- ITEMS:

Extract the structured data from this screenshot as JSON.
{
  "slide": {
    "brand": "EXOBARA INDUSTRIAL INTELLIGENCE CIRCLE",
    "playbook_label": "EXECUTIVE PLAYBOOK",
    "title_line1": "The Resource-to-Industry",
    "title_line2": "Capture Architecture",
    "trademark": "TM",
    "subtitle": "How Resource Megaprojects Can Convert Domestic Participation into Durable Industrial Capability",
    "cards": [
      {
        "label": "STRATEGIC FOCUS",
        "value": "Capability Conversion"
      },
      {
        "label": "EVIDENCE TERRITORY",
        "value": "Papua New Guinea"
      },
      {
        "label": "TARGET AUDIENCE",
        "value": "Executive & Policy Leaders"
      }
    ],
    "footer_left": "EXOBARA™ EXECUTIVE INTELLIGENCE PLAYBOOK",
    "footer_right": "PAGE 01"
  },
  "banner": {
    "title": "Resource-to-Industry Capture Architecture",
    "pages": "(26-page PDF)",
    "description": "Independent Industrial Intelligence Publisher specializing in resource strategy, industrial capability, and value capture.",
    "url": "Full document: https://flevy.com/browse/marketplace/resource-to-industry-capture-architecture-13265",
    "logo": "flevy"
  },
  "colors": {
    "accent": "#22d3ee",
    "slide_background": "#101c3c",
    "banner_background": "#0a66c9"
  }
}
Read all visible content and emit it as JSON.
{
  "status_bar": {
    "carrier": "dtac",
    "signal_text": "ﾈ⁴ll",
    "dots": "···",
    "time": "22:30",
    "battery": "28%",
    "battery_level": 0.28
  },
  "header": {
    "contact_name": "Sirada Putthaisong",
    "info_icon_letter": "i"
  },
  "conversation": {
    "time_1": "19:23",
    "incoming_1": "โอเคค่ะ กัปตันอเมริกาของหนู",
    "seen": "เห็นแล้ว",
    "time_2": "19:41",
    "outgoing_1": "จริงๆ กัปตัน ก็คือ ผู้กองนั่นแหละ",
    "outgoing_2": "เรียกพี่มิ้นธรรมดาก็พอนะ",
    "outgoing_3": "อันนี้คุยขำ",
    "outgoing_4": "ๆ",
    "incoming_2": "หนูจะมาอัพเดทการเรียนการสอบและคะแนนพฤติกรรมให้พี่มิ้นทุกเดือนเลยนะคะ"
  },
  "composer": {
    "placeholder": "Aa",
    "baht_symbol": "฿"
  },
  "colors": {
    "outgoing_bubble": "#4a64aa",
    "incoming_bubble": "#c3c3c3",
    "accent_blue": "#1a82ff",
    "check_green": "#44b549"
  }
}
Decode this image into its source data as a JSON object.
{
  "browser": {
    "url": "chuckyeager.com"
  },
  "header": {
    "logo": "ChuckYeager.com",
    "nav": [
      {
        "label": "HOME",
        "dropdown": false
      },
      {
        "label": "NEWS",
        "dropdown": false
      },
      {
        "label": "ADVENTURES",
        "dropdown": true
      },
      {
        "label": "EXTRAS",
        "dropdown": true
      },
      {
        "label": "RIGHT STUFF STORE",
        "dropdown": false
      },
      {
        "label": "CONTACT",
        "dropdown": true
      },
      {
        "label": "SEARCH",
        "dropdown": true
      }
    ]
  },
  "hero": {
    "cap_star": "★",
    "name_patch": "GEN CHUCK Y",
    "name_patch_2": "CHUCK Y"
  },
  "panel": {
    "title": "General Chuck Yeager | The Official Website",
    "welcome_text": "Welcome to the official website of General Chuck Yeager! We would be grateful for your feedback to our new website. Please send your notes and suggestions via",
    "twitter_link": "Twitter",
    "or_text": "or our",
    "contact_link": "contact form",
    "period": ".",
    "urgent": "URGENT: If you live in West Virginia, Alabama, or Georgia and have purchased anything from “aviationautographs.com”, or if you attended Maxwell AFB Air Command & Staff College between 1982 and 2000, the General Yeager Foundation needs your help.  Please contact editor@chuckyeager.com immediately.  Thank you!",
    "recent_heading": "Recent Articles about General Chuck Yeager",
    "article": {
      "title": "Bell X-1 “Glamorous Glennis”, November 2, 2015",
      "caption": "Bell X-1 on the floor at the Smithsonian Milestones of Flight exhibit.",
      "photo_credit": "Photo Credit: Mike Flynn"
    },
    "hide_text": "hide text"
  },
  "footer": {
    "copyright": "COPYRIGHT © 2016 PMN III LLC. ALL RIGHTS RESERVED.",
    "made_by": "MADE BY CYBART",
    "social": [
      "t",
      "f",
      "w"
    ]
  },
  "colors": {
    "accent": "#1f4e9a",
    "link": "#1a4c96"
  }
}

- YOUR TASK:
Nothing should be changed: write out all of the data as is.

- TASK OUTPUT:
Extract the structured data from this screenshot as JSON.
{
  "slide": {
    "brand": "EXOBARA INDUSTRIAL INTELLIGENCE CIRCLE",
    "playbook_label": "EXECUTIVE PLAYBOOK",
    "title_line1": "The Resource-to-Industry",
    "title_line2": "Capture Architecture",
    "trademark": "TM",
    "subtitle": "How Resource Megaprojects Can Convert Domestic Participation into Durable Industrial Capability",
    "cards": [
      {
        "label": "STRATEGIC FOCUS",
        "value": "Capability Conversion"
      },
      {
        "label": "EVIDENCE TERRITORY",
        "value": "Papua New Guinea"
      },
      {
        "label": "TARGET AUDIENCE",
        "value": "Executive & Policy Leaders"
      }
    ],
    "footer_left": "EXOBARA™ EXECUTIVE INTELLIGENCE PLAYBOOK",
    "footer_right": "PAGE 01"
  },
  "banner": {
    "title": "Resource-to-Industry Capture Architecture",
    "pages": "(26-page PDF)",
    "description": "Independent Industrial Intelligence Publisher specializing in resource strategy, industrial capability, and value capture.",
    "url": "Full document: https://flevy.com/browse/marketplace/resource-to-industry-capture-architecture-13265",
    "logo": "flevy"
  },
  "colors": {
    "accent": "#22d3ee",
    "slide_background": "#101c3c",
    "banner_background": "#0a66c9"
  }
}
Read all visible content and emit it as JSON.
{
  "status_bar": {
    "carrier": "dtac",
    "signal_text": "ﾈ⁴ll",
    "dots": "···",
    "time": "22:30",
    "battery": "28%",
    "battery_level": 0.28
  },
  "header": {
    "contact_name": "Sirada Putthaisong",
    "info_icon_letter": "i"
  },
  "conversation": {
    "time_1": "19:23",
    "incoming_1": "โอเคค่ะ กัปตันอเมริกาของหนู",
    "seen": "เห็นแล้ว",
    "time_2": "19:41",
    "outgoing_1": "จริงๆ กัปตัน ก็คือ ผู้กองนั่นแหละ",
    "outgoing_2": "เรียกพี่มิ้นธรรมดาก็พอนะ",
    "outgoing_3": "อันนี้คุยขำ",
    "outgoing_4": "ๆ",
    "incoming_2": "หนูจะมาอัพเดทการเรียนการสอบและคะแนนพฤติกรรมให้พี่มิ้นทุกเดือนเลยนะคะ"
  },
  "composer": {
    "placeholder": "Aa",
    "baht_symbol": "฿"
  },
  "colors": {
    "outgoing_bubble": "#4a64aa",
    "incoming_bubble": "#c3c3c3",
    "accent_blue": "#1a82ff",
    "check_green": "#44b549"
  }
}
Decode this image into its source data as a JSON object.
{
  "browser": {
    "url": "chuckyeager.com"
  },
  "header": {
    "logo": "ChuckYeager.com",
    "nav": [
      {
        "label": "HOME",
        "dropdown": false
      },
      {
        "label": "NEWS",
        "dropdown": false
      },
      {
        "label": "ADVENTURES",
        "dropdown": true
      },
      {
        "label": "EXTRAS",
        "dropdown": true
      },
      {
        "label": "RIGHT STUFF STORE",
        "dropdown": false
      },
      {
        "label": "CONTACT",
        "dropdown": true
      },
      {
        "label": "SEARCH",
        "dropdown": true
      }
    ]
  },
  "hero": {
    "cap_star": "★",
    "name_patch": "GEN CHUCK Y",
    "name_patch_2": "CHUCK Y"
  },
  "panel": {
    "title": "General Chuck Yeager | The Official Website",
    "welcome_text": "Welcome to the official website of General Chuck Yeager! We would be grateful for your feedback to our new website. Please send your notes and suggestions via",
    "twitter_link": "Twitter",
    "or_text": "or our",
    "contact_link": "contact form",
    "period": ".",
    "urgent": "URGENT: If you live in West Virginia, Alabama, or Georgia and have purchased anything from “aviationautographs.com”, or if you attended Maxwell AFB Air Command & Staff College between 1982 and 2000, the General Yeager Foundation needs your help.  Please contact editor@chuckyeager.com immediately.  Thank you!",
    "recent_heading": "Recent Articles about General Chuck Yeager",
    "article": {
      "title": "Bell X-1 “Glamorous Glennis”, November 2, 2015",
      "caption": "Bell X-1 on the floor at the Smithsonian Milestones of Flight exhibit.",
      "photo_credit": "Photo Credit: Mike Flynn"
    },
    "hide_text": "hide text"
  },
  "footer": {
    "copyright": "COPYRIGHT © 2016 PMN III LLC. ALL RIGHTS RESERVED.",
    "made_by": "MADE BY CYBART",
    "social": [
      "t",
      "f",
      "w"
    ]
  },
  "colors": {
    "accent": "#1f4e9a",
    "link": "#1a4c96"
  }
}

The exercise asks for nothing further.